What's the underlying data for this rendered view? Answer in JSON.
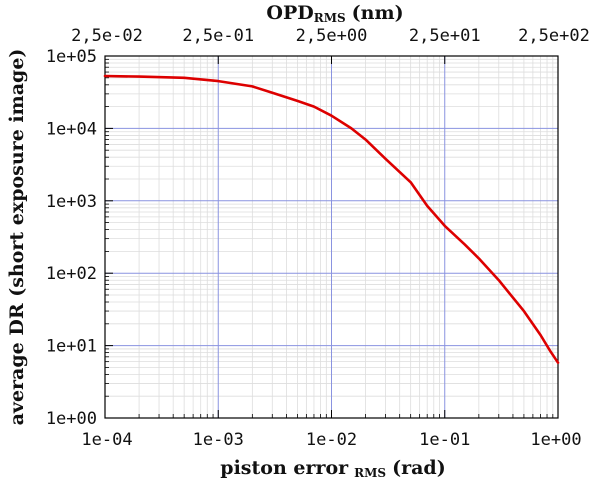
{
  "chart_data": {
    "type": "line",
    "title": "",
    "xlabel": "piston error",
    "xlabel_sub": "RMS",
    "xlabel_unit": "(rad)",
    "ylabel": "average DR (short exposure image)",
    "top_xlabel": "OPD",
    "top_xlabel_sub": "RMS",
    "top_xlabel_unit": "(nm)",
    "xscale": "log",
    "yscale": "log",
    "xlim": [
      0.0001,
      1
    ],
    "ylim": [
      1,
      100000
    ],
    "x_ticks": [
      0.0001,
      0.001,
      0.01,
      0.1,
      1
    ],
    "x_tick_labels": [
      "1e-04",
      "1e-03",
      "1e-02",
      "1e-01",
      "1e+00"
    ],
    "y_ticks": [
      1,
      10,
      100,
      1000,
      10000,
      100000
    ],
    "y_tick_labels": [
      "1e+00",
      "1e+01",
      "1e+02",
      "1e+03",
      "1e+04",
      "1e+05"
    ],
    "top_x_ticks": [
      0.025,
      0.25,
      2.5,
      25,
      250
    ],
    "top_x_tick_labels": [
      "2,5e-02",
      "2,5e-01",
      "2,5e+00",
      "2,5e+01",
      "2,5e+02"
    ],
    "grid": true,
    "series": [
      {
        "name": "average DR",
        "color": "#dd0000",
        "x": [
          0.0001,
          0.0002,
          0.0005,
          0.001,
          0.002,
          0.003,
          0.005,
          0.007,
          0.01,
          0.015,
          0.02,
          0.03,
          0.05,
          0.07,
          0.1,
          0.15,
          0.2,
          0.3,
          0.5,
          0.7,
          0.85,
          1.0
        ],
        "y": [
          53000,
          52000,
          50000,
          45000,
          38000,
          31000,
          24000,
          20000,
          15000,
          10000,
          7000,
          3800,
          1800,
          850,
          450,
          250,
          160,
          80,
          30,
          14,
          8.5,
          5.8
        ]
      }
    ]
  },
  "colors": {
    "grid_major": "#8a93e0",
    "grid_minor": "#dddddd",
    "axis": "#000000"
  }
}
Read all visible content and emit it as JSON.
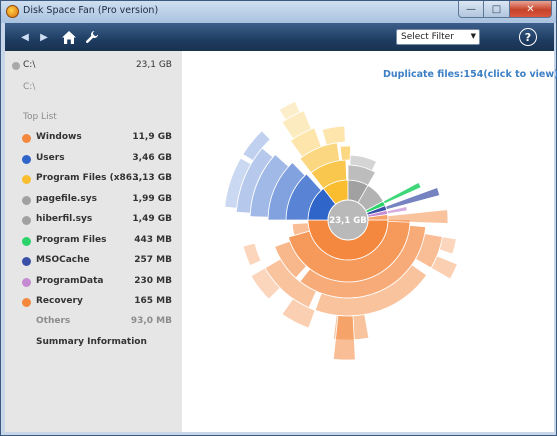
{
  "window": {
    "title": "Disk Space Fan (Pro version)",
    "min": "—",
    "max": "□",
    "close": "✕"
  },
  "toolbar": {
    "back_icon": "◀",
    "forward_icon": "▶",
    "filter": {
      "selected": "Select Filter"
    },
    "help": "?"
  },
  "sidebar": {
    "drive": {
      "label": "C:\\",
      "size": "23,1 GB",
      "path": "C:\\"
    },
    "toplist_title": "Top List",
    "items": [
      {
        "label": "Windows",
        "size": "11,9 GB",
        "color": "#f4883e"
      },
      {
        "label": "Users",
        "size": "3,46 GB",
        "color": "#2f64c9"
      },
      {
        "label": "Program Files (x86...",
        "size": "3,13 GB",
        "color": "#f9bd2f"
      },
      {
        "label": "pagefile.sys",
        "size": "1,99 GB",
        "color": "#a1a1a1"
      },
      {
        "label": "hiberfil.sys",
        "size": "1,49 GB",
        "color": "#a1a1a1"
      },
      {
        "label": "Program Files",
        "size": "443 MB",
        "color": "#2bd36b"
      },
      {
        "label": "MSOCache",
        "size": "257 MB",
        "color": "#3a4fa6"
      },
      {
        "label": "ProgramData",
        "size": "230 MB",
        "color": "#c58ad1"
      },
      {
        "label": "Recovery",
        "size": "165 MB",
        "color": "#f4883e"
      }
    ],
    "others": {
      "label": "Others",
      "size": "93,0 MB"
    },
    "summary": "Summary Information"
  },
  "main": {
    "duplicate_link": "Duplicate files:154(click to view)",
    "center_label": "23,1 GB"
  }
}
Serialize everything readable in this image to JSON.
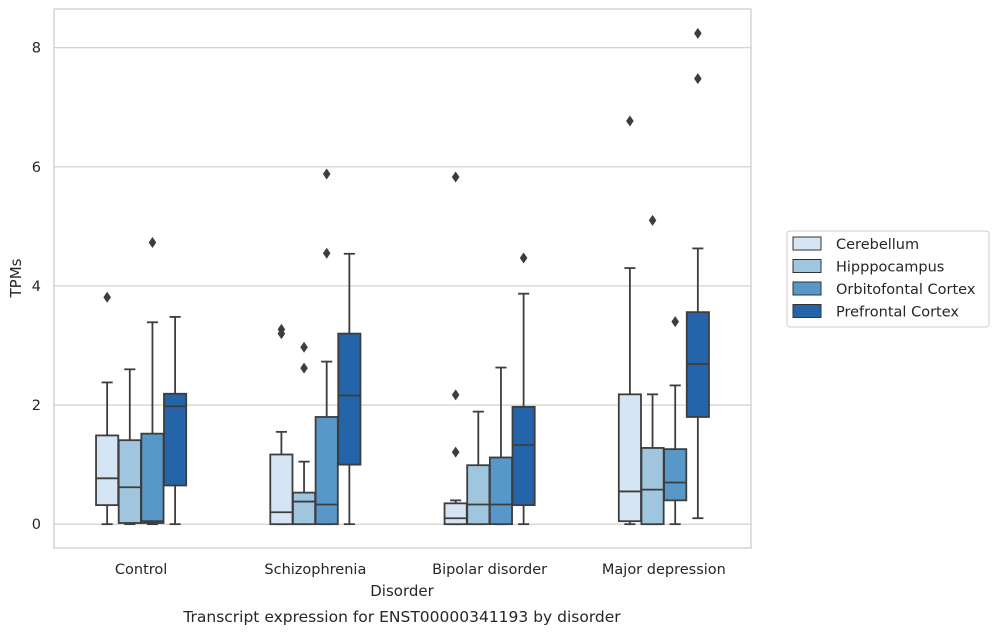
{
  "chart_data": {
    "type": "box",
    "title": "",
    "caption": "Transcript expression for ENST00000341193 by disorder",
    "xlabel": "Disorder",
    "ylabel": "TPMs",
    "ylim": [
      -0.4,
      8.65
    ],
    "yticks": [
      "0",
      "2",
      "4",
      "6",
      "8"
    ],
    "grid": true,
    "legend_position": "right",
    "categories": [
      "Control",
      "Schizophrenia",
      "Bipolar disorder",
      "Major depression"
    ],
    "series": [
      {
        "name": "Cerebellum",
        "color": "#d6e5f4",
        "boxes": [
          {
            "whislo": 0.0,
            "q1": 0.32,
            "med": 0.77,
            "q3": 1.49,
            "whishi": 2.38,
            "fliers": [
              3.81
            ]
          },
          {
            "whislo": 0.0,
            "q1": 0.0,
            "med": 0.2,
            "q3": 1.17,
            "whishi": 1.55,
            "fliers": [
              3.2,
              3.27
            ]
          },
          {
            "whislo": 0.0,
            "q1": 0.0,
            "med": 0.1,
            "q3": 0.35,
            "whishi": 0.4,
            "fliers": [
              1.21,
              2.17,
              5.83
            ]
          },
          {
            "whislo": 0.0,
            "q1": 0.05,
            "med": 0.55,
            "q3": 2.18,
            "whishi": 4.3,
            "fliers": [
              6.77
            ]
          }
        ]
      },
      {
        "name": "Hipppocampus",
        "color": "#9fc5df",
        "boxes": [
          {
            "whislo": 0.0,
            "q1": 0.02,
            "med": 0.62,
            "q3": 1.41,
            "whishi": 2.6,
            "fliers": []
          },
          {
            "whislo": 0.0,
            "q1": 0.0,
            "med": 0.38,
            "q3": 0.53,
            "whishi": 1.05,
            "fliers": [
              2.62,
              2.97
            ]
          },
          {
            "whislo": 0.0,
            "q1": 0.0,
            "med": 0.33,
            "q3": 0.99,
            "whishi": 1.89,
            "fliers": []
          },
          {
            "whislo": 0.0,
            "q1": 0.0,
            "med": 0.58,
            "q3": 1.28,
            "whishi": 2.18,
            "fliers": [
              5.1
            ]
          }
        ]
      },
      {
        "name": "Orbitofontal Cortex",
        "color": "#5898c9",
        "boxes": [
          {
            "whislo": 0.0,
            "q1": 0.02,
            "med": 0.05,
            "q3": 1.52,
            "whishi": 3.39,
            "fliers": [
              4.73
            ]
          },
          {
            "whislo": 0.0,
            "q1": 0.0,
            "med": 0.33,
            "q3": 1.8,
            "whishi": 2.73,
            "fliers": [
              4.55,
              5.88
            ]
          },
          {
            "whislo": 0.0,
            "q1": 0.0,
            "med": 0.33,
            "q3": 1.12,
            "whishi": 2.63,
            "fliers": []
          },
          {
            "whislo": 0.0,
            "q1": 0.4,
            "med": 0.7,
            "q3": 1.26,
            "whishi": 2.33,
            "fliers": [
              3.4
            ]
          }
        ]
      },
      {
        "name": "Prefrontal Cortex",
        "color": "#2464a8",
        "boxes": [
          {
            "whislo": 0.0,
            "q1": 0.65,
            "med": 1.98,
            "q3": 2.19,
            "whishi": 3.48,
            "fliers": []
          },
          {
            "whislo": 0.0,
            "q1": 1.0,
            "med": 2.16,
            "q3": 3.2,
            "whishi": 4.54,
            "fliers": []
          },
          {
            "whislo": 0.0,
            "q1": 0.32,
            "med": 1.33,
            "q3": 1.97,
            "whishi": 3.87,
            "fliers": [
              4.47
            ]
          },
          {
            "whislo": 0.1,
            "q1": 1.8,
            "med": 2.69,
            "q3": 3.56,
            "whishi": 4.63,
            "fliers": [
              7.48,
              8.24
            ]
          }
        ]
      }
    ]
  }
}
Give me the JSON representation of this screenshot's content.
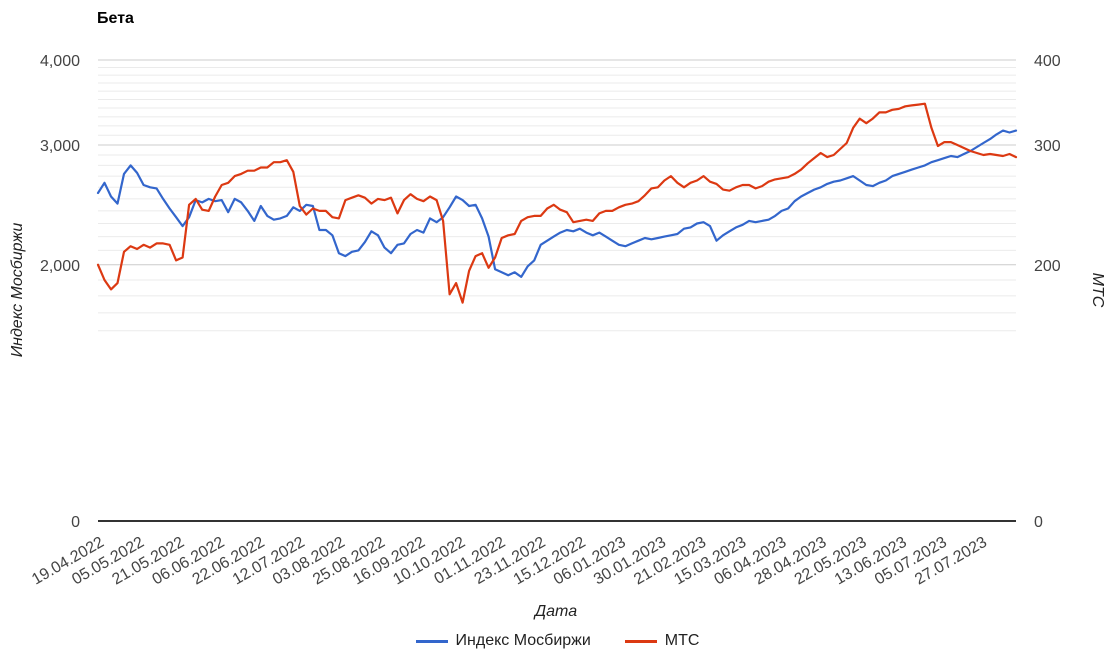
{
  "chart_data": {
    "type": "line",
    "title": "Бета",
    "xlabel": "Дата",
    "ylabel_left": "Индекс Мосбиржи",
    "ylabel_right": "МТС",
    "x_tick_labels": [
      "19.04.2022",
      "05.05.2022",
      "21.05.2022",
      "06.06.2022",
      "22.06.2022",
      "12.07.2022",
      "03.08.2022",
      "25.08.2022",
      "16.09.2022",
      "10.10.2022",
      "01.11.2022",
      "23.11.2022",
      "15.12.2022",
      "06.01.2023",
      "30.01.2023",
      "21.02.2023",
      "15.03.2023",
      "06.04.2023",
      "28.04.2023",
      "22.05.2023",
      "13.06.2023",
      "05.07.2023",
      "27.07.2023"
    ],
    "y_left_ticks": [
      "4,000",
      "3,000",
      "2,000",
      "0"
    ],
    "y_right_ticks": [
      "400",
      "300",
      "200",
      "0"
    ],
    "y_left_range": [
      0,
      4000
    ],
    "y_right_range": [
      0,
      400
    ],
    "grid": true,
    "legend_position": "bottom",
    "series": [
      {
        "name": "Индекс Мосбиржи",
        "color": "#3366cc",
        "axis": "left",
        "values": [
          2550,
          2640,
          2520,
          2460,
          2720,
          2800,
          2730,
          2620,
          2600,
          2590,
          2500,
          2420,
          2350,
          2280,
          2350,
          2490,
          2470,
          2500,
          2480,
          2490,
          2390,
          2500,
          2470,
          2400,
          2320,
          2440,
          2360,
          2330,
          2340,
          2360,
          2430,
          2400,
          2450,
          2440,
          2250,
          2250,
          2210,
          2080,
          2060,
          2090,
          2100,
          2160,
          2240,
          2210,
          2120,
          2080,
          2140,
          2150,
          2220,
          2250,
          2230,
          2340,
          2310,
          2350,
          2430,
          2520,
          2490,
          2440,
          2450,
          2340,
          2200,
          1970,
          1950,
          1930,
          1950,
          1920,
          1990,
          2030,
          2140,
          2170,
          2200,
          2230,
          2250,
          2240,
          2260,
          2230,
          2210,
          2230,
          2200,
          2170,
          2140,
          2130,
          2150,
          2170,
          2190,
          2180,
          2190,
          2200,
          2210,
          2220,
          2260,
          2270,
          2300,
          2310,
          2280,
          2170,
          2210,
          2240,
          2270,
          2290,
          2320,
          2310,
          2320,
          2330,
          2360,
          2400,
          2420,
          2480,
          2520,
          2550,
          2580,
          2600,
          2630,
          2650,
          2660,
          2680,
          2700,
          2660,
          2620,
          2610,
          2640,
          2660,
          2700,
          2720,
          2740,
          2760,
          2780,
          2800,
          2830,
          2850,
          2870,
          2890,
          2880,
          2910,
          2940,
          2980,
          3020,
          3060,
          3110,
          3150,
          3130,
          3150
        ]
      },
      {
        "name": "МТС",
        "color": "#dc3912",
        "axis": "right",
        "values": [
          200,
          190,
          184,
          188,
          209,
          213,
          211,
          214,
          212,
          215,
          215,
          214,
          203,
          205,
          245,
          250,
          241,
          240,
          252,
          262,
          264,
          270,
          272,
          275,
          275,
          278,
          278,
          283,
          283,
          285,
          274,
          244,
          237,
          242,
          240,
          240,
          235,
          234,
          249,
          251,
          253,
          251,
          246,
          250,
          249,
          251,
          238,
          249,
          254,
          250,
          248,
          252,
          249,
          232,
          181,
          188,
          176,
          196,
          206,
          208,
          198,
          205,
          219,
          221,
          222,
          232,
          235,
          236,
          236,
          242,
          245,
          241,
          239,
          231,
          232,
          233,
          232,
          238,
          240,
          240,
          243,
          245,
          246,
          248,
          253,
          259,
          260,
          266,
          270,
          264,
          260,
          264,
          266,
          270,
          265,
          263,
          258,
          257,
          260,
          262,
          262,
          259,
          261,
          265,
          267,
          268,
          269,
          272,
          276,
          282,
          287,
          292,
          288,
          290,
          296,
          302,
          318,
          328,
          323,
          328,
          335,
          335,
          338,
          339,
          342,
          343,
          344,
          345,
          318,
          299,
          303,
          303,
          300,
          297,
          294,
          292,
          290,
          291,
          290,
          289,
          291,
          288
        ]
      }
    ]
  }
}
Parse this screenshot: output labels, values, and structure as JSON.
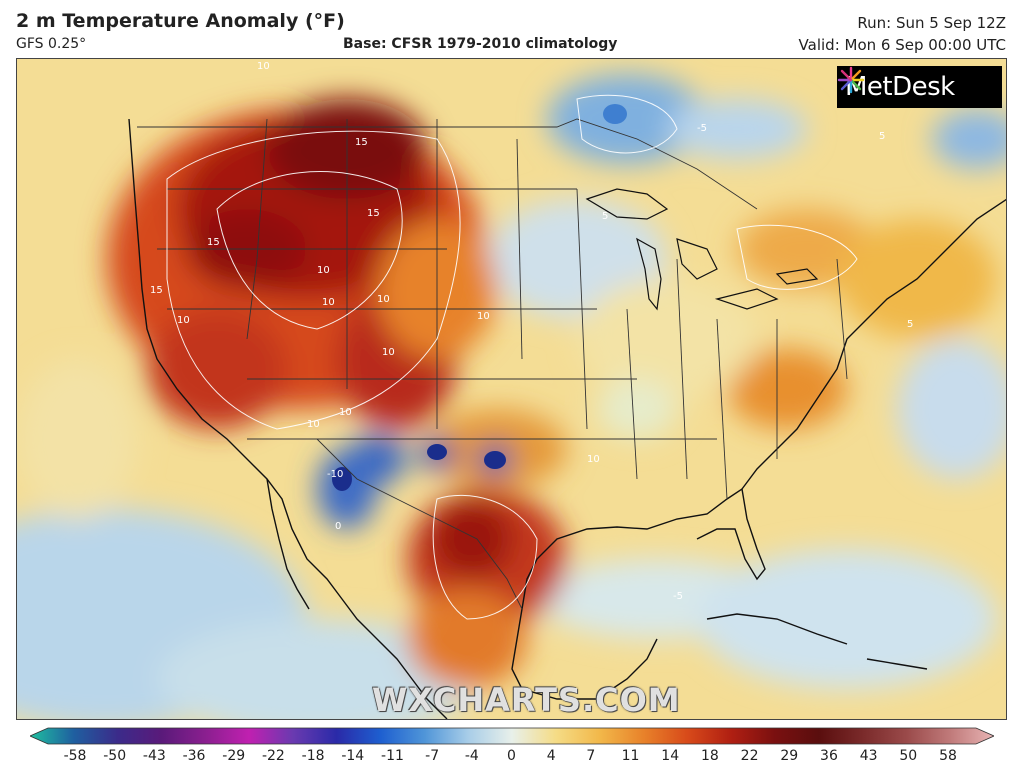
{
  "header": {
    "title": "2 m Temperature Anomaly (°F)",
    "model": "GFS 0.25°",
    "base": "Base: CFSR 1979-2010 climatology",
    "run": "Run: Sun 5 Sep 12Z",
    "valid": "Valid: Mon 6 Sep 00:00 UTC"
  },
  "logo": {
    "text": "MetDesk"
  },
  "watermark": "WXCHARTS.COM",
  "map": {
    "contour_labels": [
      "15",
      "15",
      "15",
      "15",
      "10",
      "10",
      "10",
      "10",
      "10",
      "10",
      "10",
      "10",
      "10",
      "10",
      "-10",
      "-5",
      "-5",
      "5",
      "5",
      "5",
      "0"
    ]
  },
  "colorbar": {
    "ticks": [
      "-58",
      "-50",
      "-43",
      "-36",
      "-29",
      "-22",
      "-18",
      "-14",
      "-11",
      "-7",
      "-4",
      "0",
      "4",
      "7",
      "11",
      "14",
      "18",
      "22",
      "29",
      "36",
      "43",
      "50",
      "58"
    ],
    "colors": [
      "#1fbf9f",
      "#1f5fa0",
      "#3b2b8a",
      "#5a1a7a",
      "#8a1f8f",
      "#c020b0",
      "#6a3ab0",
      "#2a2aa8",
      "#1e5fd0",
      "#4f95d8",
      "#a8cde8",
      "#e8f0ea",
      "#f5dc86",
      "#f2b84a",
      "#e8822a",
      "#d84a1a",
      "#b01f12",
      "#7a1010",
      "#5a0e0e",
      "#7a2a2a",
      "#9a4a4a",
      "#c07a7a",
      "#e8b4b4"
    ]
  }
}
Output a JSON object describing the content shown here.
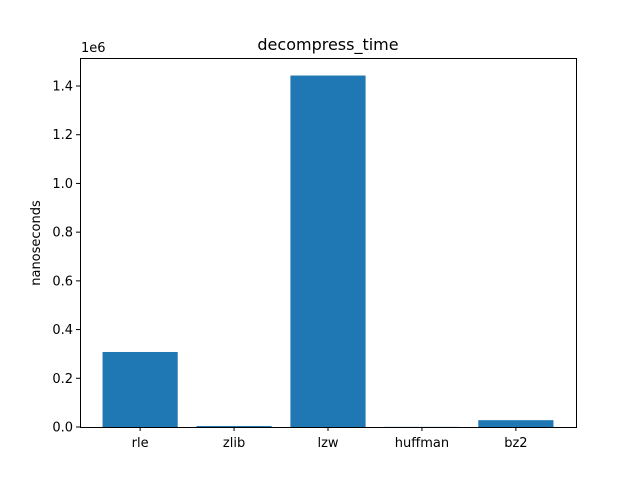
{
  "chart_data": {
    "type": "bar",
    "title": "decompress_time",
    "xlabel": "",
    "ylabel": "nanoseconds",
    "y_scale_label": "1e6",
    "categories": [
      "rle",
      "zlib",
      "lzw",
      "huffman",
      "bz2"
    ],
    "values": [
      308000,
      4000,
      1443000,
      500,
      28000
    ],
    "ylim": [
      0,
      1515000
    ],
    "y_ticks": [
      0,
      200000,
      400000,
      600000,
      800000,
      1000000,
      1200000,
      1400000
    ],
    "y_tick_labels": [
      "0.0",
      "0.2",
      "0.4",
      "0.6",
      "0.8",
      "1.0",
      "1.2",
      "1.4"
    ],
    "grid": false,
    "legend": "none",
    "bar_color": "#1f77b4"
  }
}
____________
(Your instructions) Reproduce word for word the lines running from the line with "Output a JSON" through the end of the data, both included, and nothing else; leave out the pictures.

(Exercise answer)
Output a JSON object describing the content shown here.
{
  "chart_data": {
    "type": "bar",
    "title": "decompress_time",
    "xlabel": "",
    "ylabel": "nanoseconds",
    "y_scale_label": "1e6",
    "categories": [
      "rle",
      "zlib",
      "lzw",
      "huffman",
      "bz2"
    ],
    "values": [
      308000,
      4000,
      1443000,
      500,
      28000
    ],
    "ylim": [
      0,
      1515000
    ],
    "y_ticks": [
      0,
      200000,
      400000,
      600000,
      800000,
      1000000,
      1200000,
      1400000
    ],
    "y_tick_labels": [
      "0.0",
      "0.2",
      "0.4",
      "0.6",
      "0.8",
      "1.0",
      "1.2",
      "1.4"
    ],
    "grid": false,
    "legend": "none",
    "bar_color": "#1f77b4"
  }
}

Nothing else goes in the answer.